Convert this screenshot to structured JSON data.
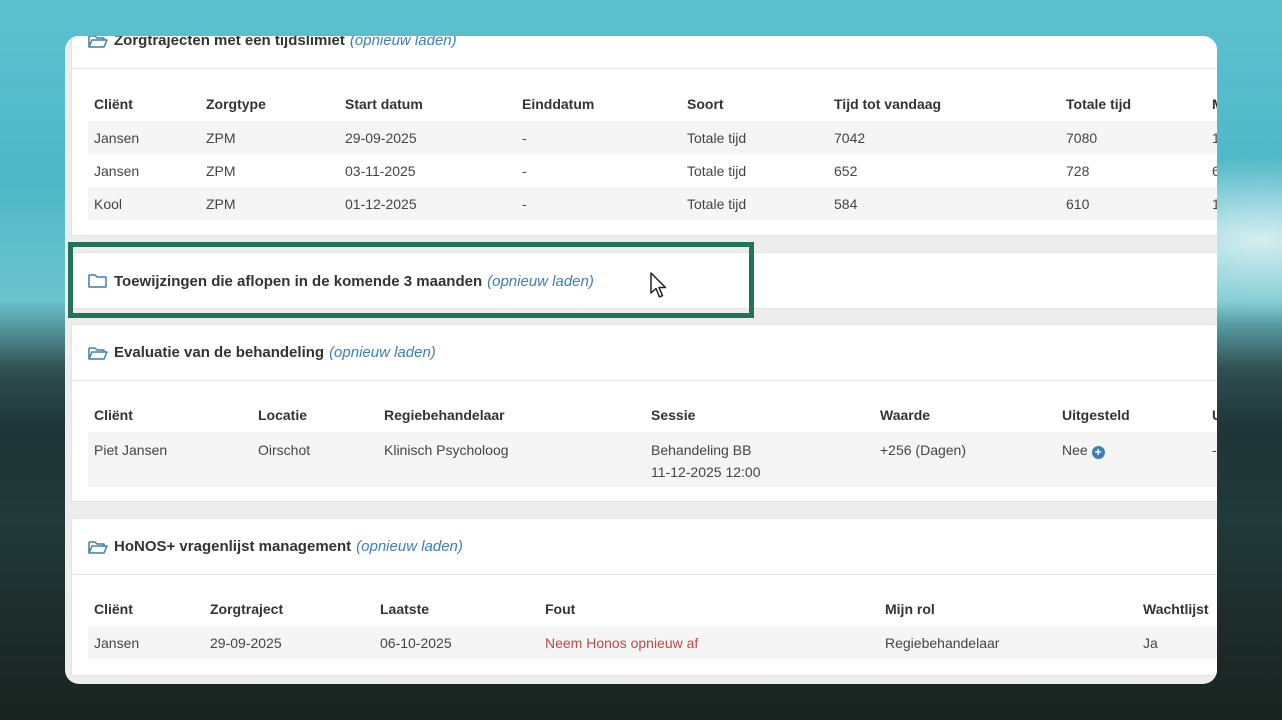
{
  "panels": {
    "trajecten": {
      "title": "Zorgtrajecten met een tijdslimiet",
      "reload": "(opnieuw laden)",
      "columns": [
        "Cliënt",
        "Zorgtype",
        "Start datum",
        "Einddatum",
        "Soort",
        "Tijd tot vandaag",
        "Totale tijd",
        "M"
      ],
      "rows": [
        [
          "Jansen",
          "ZPM",
          "29-09-2025",
          "-",
          "Totale tijd",
          "7042",
          "7080",
          "1"
        ],
        [
          "Jansen",
          "ZPM",
          "03-11-2025",
          "-",
          "Totale tijd",
          "652",
          "728",
          "6"
        ],
        [
          "Kool",
          "ZPM",
          "01-12-2025",
          "-",
          "Totale tijd",
          "584",
          "610",
          "1"
        ]
      ]
    },
    "toewijzingen": {
      "title": "Toewijzingen die aflopen in de komende 3 maanden",
      "reload": "(opnieuw laden)"
    },
    "evaluatie": {
      "title": "Evaluatie van de behandeling",
      "reload": "(opnieuw laden)",
      "columns": [
        "Cliënt",
        "Locatie",
        "Regiebehandelaar",
        "Sessie",
        "Waarde",
        "Uitgesteld",
        "U"
      ],
      "row": {
        "client": "Piet Jansen",
        "locatie": "Oirschot",
        "regie": "Klinisch Psycholoog",
        "sessie_name": "Behandeling BB",
        "sessie_date": "11-12-2025 12:00",
        "waarde": "+256 (Dagen)",
        "uitgesteld": "Nee",
        "extra": "-"
      }
    },
    "honos": {
      "title": "HoNOS+ vragenlijst management",
      "reload": "(opnieuw laden)",
      "columns": [
        "Cliënt",
        "Zorgtraject",
        "Laatste",
        "Fout",
        "Mijn rol",
        "Wachtlijst"
      ],
      "row": {
        "client": "Jansen",
        "zorgtraject": "29-09-2025",
        "laatste": "06-10-2025",
        "fout": "Neem Honos opnieuw af",
        "rol": "Regiebehandelaar",
        "wachtlijst": "Ja"
      }
    }
  },
  "colors": {
    "accent": "#3d7fb3",
    "highlight": "#22735a",
    "error": "#b94a48"
  }
}
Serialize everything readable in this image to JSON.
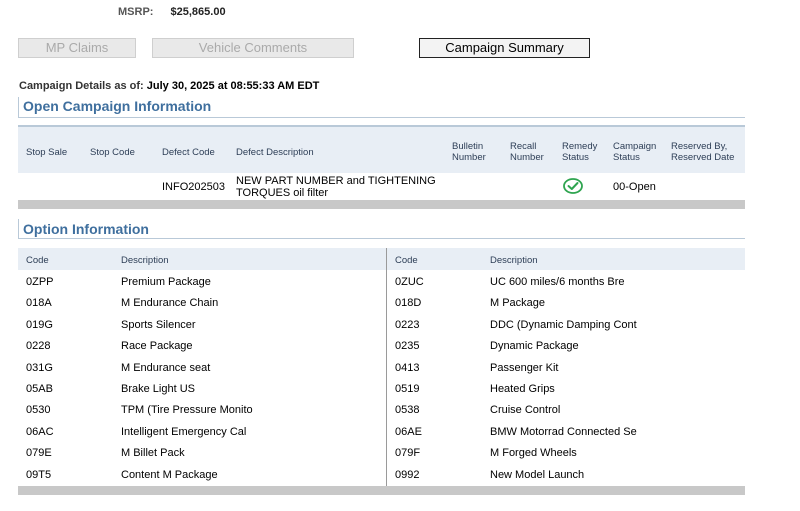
{
  "msrp": {
    "label": "MSRP:",
    "value": "$25,865.00"
  },
  "buttons": {
    "mp_claims": "MP Claims",
    "vehicle_comments": "Vehicle Comments",
    "campaign_summary": "Campaign Summary"
  },
  "as_of": {
    "label": "Campaign Details as of:",
    "value": "July 30, 2025 at 08:55:33 AM EDT"
  },
  "open_campaign": {
    "title": "Open Campaign Information",
    "headers": {
      "stop_sale": "Stop Sale",
      "stop_code": "Stop Code",
      "defect_code": "Defect Code",
      "defect_description": "Defect Description",
      "bulletin_number_1": "Bulletin",
      "bulletin_number_2": "Number",
      "recall_number_1": "Recall",
      "recall_number_2": "Number",
      "remedy_status_1": "Remedy",
      "remedy_status_2": "Status",
      "campaign_status_1": "Campaign",
      "campaign_status_2": "Status",
      "reserved_by_1": "Reserved By,",
      "reserved_by_2": "Reserved Date"
    },
    "row": {
      "stop_sale": "",
      "stop_code": "",
      "defect_code": "INFO202503",
      "defect_description_1": "NEW PART NUMBER and TIGHTENING",
      "defect_description_2": "TORQUES oil filter",
      "bulletin_number": "",
      "recall_number": "",
      "remedy_status_icon": "check-circle-icon",
      "campaign_status": "00-Open",
      "reserved_by": ""
    }
  },
  "option_info": {
    "title": "Option Information",
    "headers": {
      "code": "Code",
      "description": "Description"
    },
    "rows": [
      {
        "code_l": "0ZPP",
        "desc_l": "Premium Package",
        "code_r": "0ZUC",
        "desc_r": "UC 600 miles/6 months Bre"
      },
      {
        "code_l": "018A",
        "desc_l": "M Endurance Chain",
        "code_r": "018D",
        "desc_r": "M Package"
      },
      {
        "code_l": "019G",
        "desc_l": "Sports Silencer",
        "code_r": "0223",
        "desc_r": "DDC (Dynamic Damping Cont"
      },
      {
        "code_l": "0228",
        "desc_l": "Race Package",
        "code_r": "0235",
        "desc_r": "Dynamic Package"
      },
      {
        "code_l": "031G",
        "desc_l": "M Endurance seat",
        "code_r": "0413",
        "desc_r": "Passenger Kit"
      },
      {
        "code_l": "05AB",
        "desc_l": "Brake Light US",
        "code_r": "0519",
        "desc_r": "Heated Grips"
      },
      {
        "code_l": "0530",
        "desc_l": "TPM (Tire Pressure Monito",
        "code_r": "0538",
        "desc_r": "Cruise Control"
      },
      {
        "code_l": "06AC",
        "desc_l": "Intelligent Emergency Cal",
        "code_r": "06AE",
        "desc_r": "BMW Motorrad Connected Se"
      },
      {
        "code_l": "079E",
        "desc_l": "M Billet Pack",
        "code_r": "079F",
        "desc_r": "M Forged Wheels"
      },
      {
        "code_l": "09T5",
        "desc_l": "Content M Package",
        "code_r": "0992",
        "desc_r": "New Model Launch"
      }
    ]
  },
  "colors": {
    "accent": "#3f6f9e",
    "header_bg": "#e8eef5",
    "check": "#2ea44f"
  }
}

Exercise requirements. Restate each line of the records exactly; pictures do not belong in the copy.

Answer to this exercise.
Convert this screenshot to structured JSON data.
{
  "panels": {
    "trajecten": {
      "title": "Zorgtrajecten met een tijdslimiet",
      "reload": "(opnieuw laden)",
      "columns": [
        "Cliënt",
        "Zorgtype",
        "Start datum",
        "Einddatum",
        "Soort",
        "Tijd tot vandaag",
        "Totale tijd",
        "M"
      ],
      "rows": [
        [
          "Jansen",
          "ZPM",
          "29-09-2025",
          "-",
          "Totale tijd",
          "7042",
          "7080",
          "1"
        ],
        [
          "Jansen",
          "ZPM",
          "03-11-2025",
          "-",
          "Totale tijd",
          "652",
          "728",
          "6"
        ],
        [
          "Kool",
          "ZPM",
          "01-12-2025",
          "-",
          "Totale tijd",
          "584",
          "610",
          "1"
        ]
      ]
    },
    "toewijzingen": {
      "title": "Toewijzingen die aflopen in de komende 3 maanden",
      "reload": "(opnieuw laden)"
    },
    "evaluatie": {
      "title": "Evaluatie van de behandeling",
      "reload": "(opnieuw laden)",
      "columns": [
        "Cliënt",
        "Locatie",
        "Regiebehandelaar",
        "Sessie",
        "Waarde",
        "Uitgesteld",
        "U"
      ],
      "row": {
        "client": "Piet Jansen",
        "locatie": "Oirschot",
        "regie": "Klinisch Psycholoog",
        "sessie_name": "Behandeling BB",
        "sessie_date": "11-12-2025 12:00",
        "waarde": "+256 (Dagen)",
        "uitgesteld": "Nee",
        "extra": "-"
      }
    },
    "honos": {
      "title": "HoNOS+ vragenlijst management",
      "reload": "(opnieuw laden)",
      "columns": [
        "Cliënt",
        "Zorgtraject",
        "Laatste",
        "Fout",
        "Mijn rol",
        "Wachtlijst"
      ],
      "row": {
        "client": "Jansen",
        "zorgtraject": "29-09-2025",
        "laatste": "06-10-2025",
        "fout": "Neem Honos opnieuw af",
        "rol": "Regiebehandelaar",
        "wachtlijst": "Ja"
      }
    }
  },
  "colors": {
    "accent": "#3d7fb3",
    "highlight": "#22735a",
    "error": "#b94a48"
  }
}
Serialize everything readable in this image to JSON.
{
  "msrp": {
    "label": "MSRP:",
    "value": "$25,865.00"
  },
  "buttons": {
    "mp_claims": "MP Claims",
    "vehicle_comments": "Vehicle Comments",
    "campaign_summary": "Campaign Summary"
  },
  "as_of": {
    "label": "Campaign Details as of:",
    "value": "July 30, 2025 at 08:55:33 AM EDT"
  },
  "open_campaign": {
    "title": "Open Campaign Information",
    "headers": {
      "stop_sale": "Stop Sale",
      "stop_code": "Stop Code",
      "defect_code": "Defect Code",
      "defect_description": "Defect Description",
      "bulletin_number_1": "Bulletin",
      "bulletin_number_2": "Number",
      "recall_number_1": "Recall",
      "recall_number_2": "Number",
      "remedy_status_1": "Remedy",
      "remedy_status_2": "Status",
      "campaign_status_1": "Campaign",
      "campaign_status_2": "Status",
      "reserved_by_1": "Reserved By,",
      "reserved_by_2": "Reserved Date"
    },
    "row": {
      "stop_sale": "",
      "stop_code": "",
      "defect_code": "INFO202503",
      "defect_description_1": "NEW PART NUMBER and TIGHTENING",
      "defect_description_2": "TORQUES oil filter",
      "bulletin_number": "",
      "recall_number": "",
      "remedy_status_icon": "check-circle-icon",
      "campaign_status": "00-Open",
      "reserved_by": ""
    }
  },
  "option_info": {
    "title": "Option Information",
    "headers": {
      "code": "Code",
      "description": "Description"
    },
    "rows": [
      {
        "code_l": "0ZPP",
        "desc_l": "Premium Package",
        "code_r": "0ZUC",
        "desc_r": "UC 600 miles/6 months Bre"
      },
      {
        "code_l": "018A",
        "desc_l": "M Endurance Chain",
        "code_r": "018D",
        "desc_r": "M Package"
      },
      {
        "code_l": "019G",
        "desc_l": "Sports Silencer",
        "code_r": "0223",
        "desc_r": "DDC (Dynamic Damping Cont"
      },
      {
        "code_l": "0228",
        "desc_l": "Race Package",
        "code_r": "0235",
        "desc_r": "Dynamic Package"
      },
      {
        "code_l": "031G",
        "desc_l": "M Endurance seat",
        "code_r": "0413",
        "desc_r": "Passenger Kit"
      },
      {
        "code_l": "05AB",
        "desc_l": "Brake Light US",
        "code_r": "0519",
        "desc_r": "Heated Grips"
      },
      {
        "code_l": "0530",
        "desc_l": "TPM (Tire Pressure Monito",
        "code_r": "0538",
        "desc_r": "Cruise Control"
      },
      {
        "code_l": "06AC",
        "desc_l": "Intelligent Emergency Cal",
        "code_r": "06AE",
        "desc_r": "BMW Motorrad Connected Se"
      },
      {
        "code_l": "079E",
        "desc_l": "M Billet Pack",
        "code_r": "079F",
        "desc_r": "M Forged Wheels"
      },
      {
        "code_l": "09T5",
        "desc_l": "Content M Package",
        "code_r": "0992",
        "desc_r": "New Model Launch"
      }
    ]
  },
  "colors": {
    "accent": "#3f6f9e",
    "header_bg": "#e8eef5",
    "check": "#2ea44f"
  }
}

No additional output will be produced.